• **Page text**:
════

Posted January 04, 2018 11:29 AM by HUSH

The E-4 aircraft is one of the most unique airplanes in the world. It serves in the U.S. Air Force's National Emergency Airborne Command Post, based at Offutt Air Force Base in Nebraska. Translated from military jargon to English, that means the plane's primary role is to serve as the decision nerve center in the event ground stations are compromised following a nuclear attack.

These four planes are Boeing 747-200 models that were initially manufactured in the 1970s, in a program dubbed Nightwatch. Eventual technology improvements led to the E-4B. The E-4B is a dedicated, advanced airborne communications platform and is also hardened against the potential effects of an electromagnetic pulse that accompanies a nuclear blast. All aircraft wiring and electronics are radiation shielded, as is the aircraft's cabin and cockpit. The film shield that is typically found on the inside of a microwave door is outfitted on the cockpit windows and analog controls are favored over electronic, as they are less likely to be corrupted by an EMP. The plane also features direct fire countermeasures, likely some combination of thermal anti-missile flares, chaff and infrared missile jammers.

Since this plane can survive a nearby nuclear blast and then organize a retaliatory strike, the plane is simply massive and extremely well-engineered. The plane is divided into three levels, with the top level dedicated to the cockpit and rest areas for the flight crew. The middle level contains all the primary business: a conference room, briefing room, work stations for 29 staffers, communications center and staff R&R areas. Meanwhile the lowest level features the executive lounge, galley, extra accommodations and gear storage. If fuel is resupplied mid-flight, the E-4 can fly for over a week without touching down. The plane can accommodate over 110 people if needed and has the largest minimum crew in the USAF fleet at 48.

In a true nuclear attack, the U.S President would use this plane as an airborne command center along with senior military officials. The plane can connect with virtually every communication system worldwide and even has a 5-mile-long trailing wire antenna to communicate with ballistic missile submarines. During the Cold War, it was standard practice to have one E-4 on alert at all times and located at Andrews Air Force base in Maryland, spitting distance from Washington D.C.

════

• **Stored records**:
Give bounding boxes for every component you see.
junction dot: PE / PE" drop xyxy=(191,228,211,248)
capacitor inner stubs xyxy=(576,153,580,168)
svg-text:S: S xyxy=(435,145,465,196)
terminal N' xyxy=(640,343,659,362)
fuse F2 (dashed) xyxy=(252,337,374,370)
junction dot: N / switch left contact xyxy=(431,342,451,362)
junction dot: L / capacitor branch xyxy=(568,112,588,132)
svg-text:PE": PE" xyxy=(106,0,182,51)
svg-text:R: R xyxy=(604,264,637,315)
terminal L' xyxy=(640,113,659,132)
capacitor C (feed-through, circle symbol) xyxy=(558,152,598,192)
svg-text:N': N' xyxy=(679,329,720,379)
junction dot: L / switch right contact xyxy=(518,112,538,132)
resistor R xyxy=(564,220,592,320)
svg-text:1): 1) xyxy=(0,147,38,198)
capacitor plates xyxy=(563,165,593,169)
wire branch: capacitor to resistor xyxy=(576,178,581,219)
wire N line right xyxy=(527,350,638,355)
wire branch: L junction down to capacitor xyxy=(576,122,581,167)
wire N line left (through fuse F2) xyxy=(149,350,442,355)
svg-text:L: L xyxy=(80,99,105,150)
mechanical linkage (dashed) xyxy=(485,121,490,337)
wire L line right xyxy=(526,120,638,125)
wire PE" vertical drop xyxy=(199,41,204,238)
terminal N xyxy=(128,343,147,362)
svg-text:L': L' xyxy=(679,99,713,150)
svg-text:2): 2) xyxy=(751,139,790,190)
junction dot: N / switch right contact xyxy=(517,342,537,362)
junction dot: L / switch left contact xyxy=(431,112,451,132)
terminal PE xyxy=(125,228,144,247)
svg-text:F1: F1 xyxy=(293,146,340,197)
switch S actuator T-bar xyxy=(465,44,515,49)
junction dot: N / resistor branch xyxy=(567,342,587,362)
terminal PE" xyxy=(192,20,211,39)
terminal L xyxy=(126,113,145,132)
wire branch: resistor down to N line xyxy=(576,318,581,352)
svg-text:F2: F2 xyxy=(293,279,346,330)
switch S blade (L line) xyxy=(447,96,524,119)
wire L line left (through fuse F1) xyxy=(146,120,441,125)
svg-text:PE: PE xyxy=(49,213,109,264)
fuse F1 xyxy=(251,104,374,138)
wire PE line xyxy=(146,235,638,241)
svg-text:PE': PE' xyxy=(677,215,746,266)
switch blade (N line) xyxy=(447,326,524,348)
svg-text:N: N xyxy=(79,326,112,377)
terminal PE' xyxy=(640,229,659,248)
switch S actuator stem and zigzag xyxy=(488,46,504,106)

════

• **Written instruction 1**:
Reproduce the portion of the E-4 article between "In a true nuclear" and "from Washington D.C.", inclusive.
• **Written instruction 2**:
For each statement, answer yes or no based on the E-4 article, and quote the words that decide it: (a) The E-4 planes are Boeing 747-200 models first built in the 1970s. (b) The E-4 favors electronic controls over analog ones. (c) The conference room is on the plane's top level.
Work only from the E-4 article.

• **Task solution 1**:
In a true nuclear attack, the U.S President would use this plane as an airborne command center along with senior military officials. The plane can connect with virtually every communication system worldwide and even has a 5-mile-long trailing wire antenna to communicate with ballistic missile submarines. During the Cold War, it was standard practice to have one E-4 on alert at all times and located at Andrews Air Force base in Maryland, spitting distance from Washington D.C.

• **Task solution 2**:
(a) Yes: "These four planes are Boeing 747-200 models that were initially manufactured in the 1970s"
(b) No: "analog controls are favored over electronic"
(c) No: "The middle level contains all the primary business: a conference room"